_PROBLEM STATEMENT:_ In the data below, find every line with the string "consists" and pull it out.

Stored data entries:
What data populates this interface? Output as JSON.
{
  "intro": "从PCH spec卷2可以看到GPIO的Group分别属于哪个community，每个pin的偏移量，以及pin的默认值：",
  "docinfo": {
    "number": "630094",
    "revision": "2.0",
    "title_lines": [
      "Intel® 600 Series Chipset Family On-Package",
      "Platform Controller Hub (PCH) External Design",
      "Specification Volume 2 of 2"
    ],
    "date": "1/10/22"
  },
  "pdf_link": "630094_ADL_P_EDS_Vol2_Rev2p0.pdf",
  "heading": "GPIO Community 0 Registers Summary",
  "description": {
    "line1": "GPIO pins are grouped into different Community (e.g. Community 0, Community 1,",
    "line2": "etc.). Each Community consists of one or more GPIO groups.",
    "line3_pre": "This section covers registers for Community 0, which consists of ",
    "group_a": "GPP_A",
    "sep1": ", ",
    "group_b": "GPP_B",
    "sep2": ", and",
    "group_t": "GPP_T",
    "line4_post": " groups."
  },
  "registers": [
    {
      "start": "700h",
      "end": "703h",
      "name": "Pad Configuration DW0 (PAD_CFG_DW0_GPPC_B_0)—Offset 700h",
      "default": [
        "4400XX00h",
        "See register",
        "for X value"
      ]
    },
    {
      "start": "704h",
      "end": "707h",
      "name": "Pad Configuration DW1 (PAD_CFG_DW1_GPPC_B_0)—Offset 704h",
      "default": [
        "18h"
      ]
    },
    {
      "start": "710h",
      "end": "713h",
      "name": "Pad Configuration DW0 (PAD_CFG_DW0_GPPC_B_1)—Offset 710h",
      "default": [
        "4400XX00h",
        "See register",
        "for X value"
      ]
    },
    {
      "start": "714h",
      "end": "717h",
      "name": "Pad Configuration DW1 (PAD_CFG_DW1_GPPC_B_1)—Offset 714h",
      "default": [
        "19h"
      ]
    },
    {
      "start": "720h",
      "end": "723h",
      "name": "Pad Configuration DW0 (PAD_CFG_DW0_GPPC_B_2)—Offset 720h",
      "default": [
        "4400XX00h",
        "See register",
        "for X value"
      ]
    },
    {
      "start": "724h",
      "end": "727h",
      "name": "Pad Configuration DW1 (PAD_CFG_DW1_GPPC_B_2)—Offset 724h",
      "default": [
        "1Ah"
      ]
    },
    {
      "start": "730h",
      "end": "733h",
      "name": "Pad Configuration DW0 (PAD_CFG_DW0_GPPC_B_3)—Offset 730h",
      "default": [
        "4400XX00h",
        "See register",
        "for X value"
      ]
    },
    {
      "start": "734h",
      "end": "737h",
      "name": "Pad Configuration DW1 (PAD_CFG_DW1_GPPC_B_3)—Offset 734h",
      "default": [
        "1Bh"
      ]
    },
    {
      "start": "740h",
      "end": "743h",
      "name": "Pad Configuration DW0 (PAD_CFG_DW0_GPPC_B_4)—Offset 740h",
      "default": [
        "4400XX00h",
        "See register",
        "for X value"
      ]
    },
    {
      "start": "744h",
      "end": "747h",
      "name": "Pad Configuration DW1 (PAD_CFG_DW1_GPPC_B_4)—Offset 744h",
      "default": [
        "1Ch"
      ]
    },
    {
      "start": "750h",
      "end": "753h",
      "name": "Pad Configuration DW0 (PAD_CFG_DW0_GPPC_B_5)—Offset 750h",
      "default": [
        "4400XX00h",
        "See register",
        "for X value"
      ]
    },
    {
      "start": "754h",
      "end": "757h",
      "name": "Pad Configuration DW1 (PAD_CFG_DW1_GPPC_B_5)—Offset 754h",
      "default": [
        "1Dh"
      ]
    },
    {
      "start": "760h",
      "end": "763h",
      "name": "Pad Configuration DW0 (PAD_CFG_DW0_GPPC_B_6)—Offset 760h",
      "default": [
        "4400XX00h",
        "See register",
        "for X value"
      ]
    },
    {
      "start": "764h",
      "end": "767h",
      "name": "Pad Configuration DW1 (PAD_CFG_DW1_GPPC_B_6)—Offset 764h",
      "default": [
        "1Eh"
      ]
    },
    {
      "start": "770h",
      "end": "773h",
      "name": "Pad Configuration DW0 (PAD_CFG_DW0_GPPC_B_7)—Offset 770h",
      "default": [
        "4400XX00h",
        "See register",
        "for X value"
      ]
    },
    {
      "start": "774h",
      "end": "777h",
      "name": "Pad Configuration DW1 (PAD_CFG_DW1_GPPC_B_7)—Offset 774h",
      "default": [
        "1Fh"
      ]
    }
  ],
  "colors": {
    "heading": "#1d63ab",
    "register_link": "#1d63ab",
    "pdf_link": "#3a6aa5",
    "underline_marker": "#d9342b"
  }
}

_TASK OUTPUT:_
    "line2": "etc.). Each Community consists of one or more GPIO groups.",
    "line3_pre": "This section covers registers for Community 0, which consists of ",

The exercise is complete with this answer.